▶ **GOAL OF THE EXERCISE**
Check each line of the data for "thank" and select those that have it.
****************************************
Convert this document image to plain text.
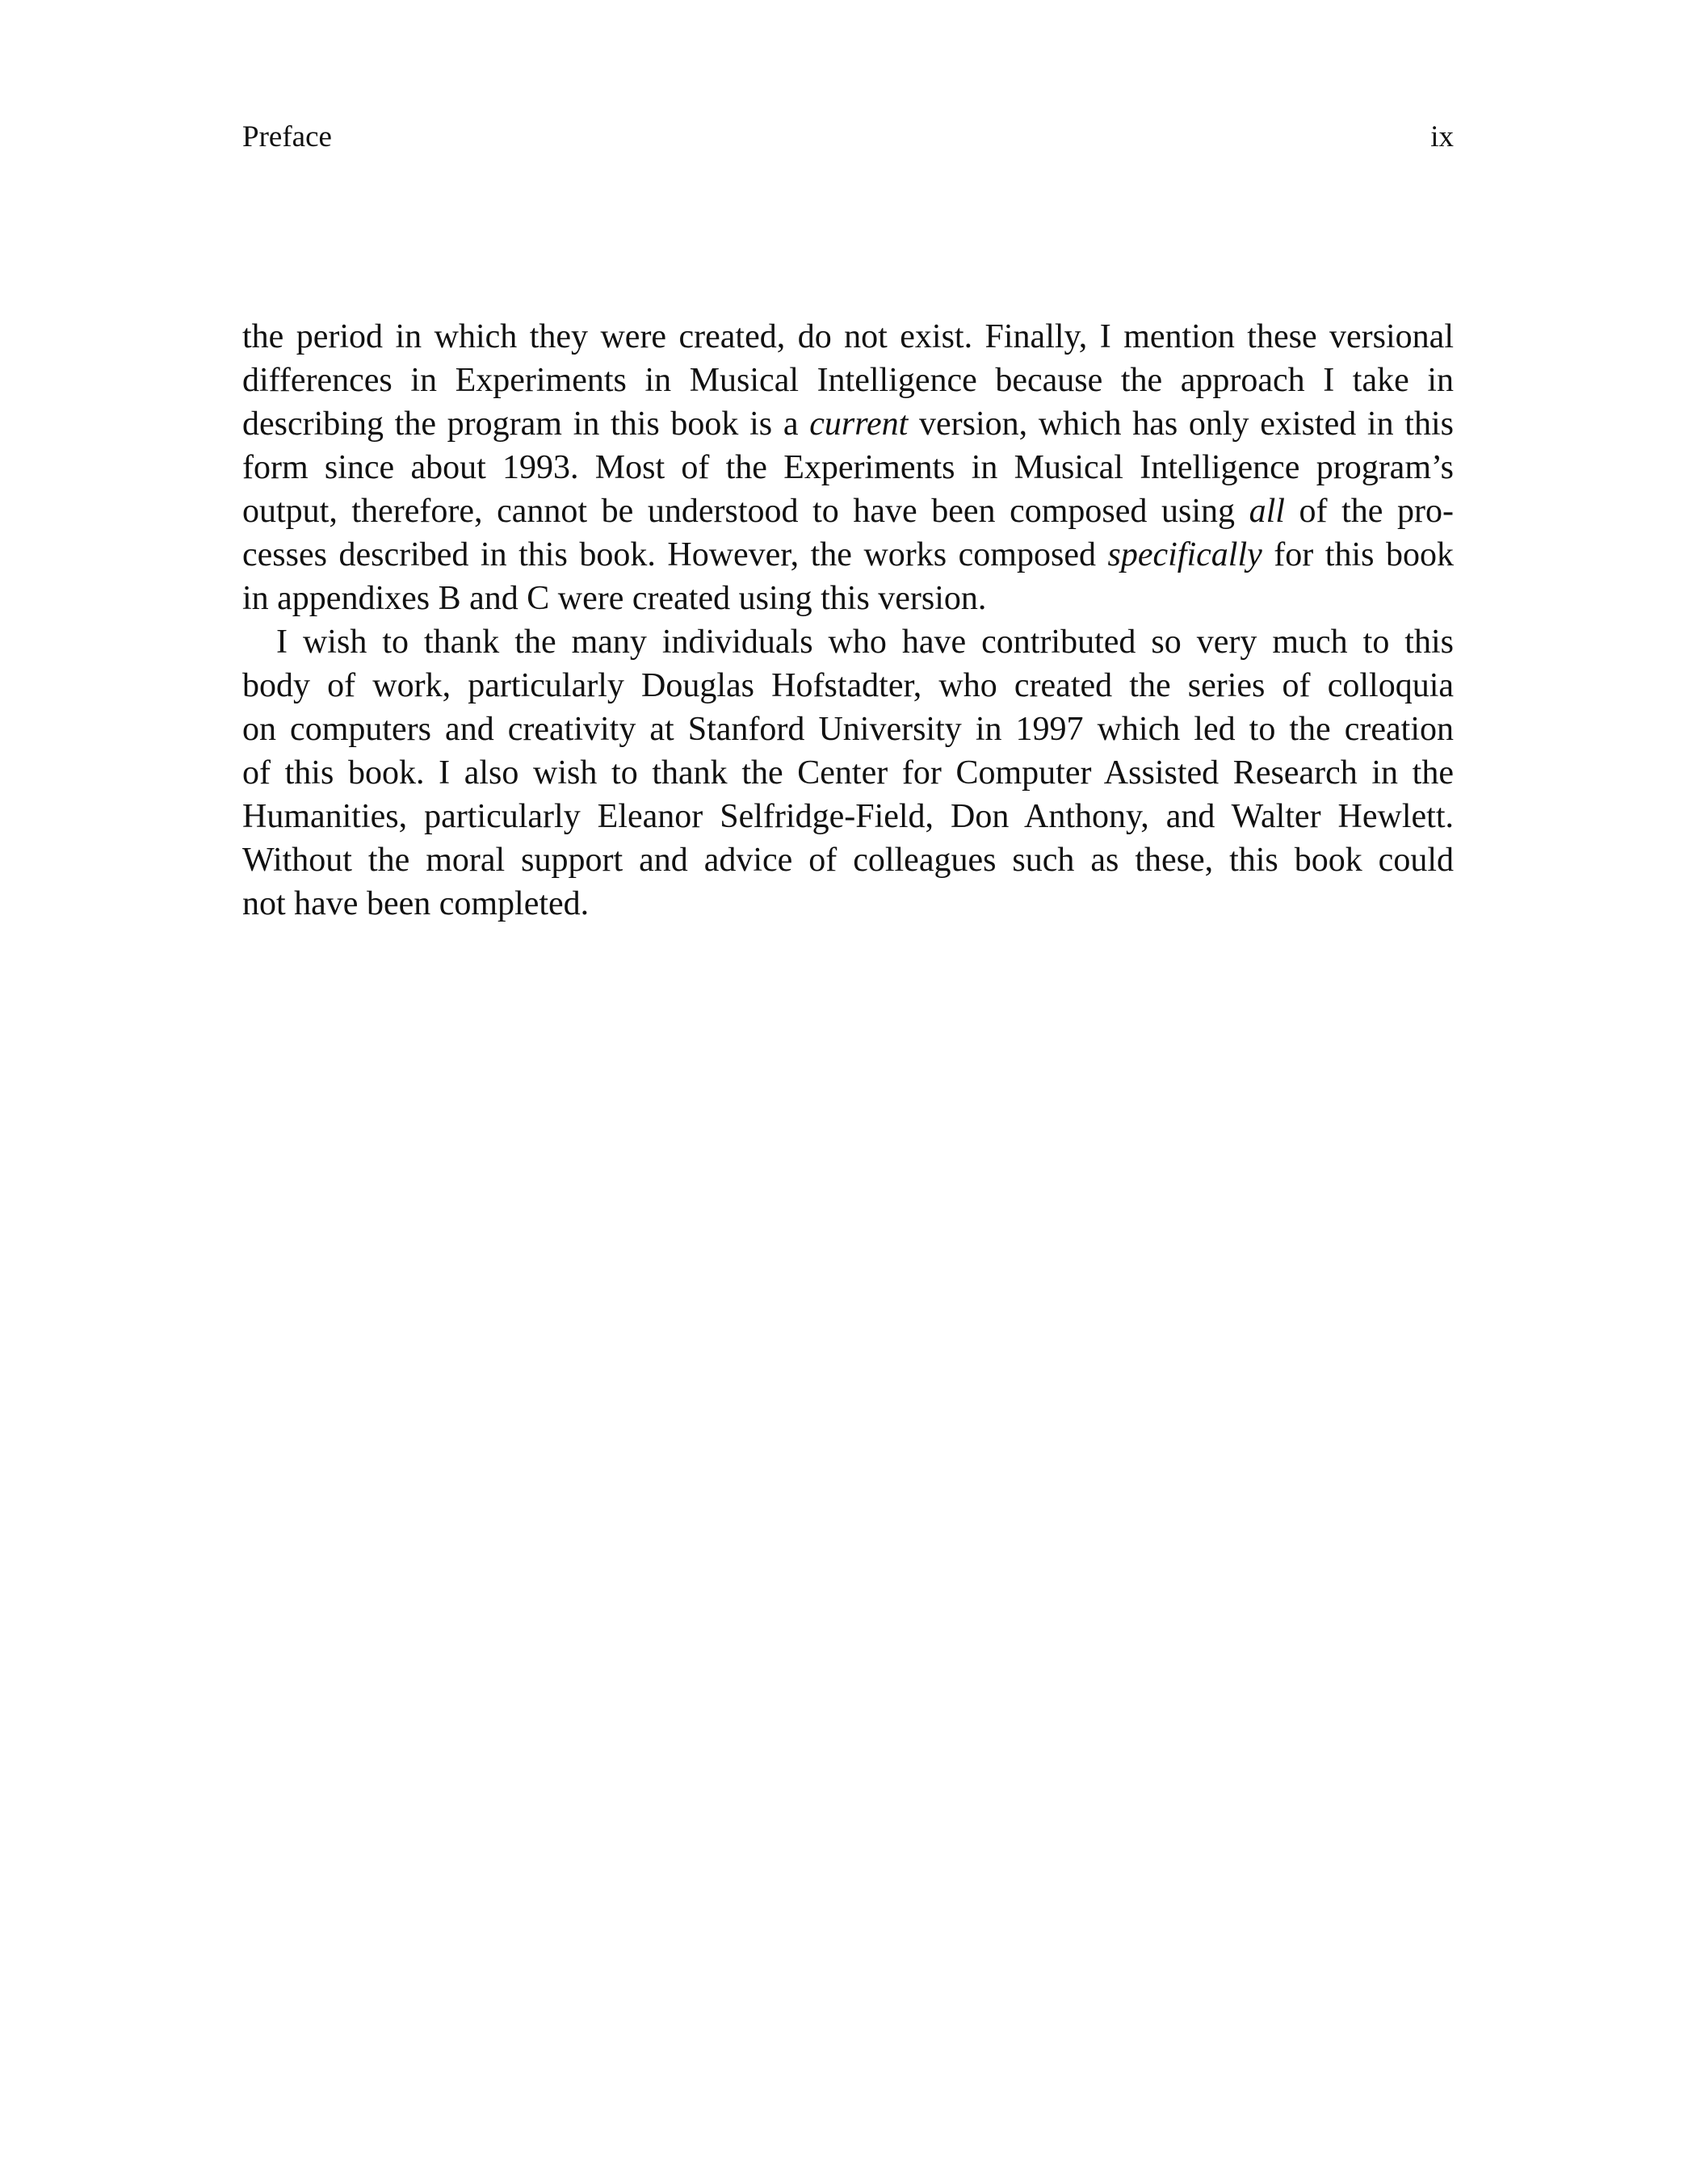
Preface	ix
the period in which they were created, do not exist. Finally, I mention these versional
differences in Experiments in Musical Intelligence because the approach I take in
describing the program in this book is a current version, which has only existed in this
form since about 1993. Most of the Experiments in Musical Intelligence program’s
output, therefore, cannot be understood to have been composed using all of the pro-
cesses described in this book. However, the works composed specifically for this book
in appendixes B and C were created using this version.
I wish to thank the many individuals who have contributed so very much to this
body of work, particularly Douglas Hofstadter, who created the series of colloquia
on computers and creativity at Stanford University in 1997 which led to the creation
of this book. I also wish to thank the Center for Computer Assisted Research in the
Humanities, particularly Eleanor Selfridge-Field, Don Anthony, and Walter Hewlett.
Without the moral support and advice of colleagues such as these, this book could
not have been completed.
****************************************
▶ **SOLVED EXERCISE**
I wish to thank the many individuals who have contributed so very much to this
of this book. I also wish to thank the Center for Computer Assisted Research in the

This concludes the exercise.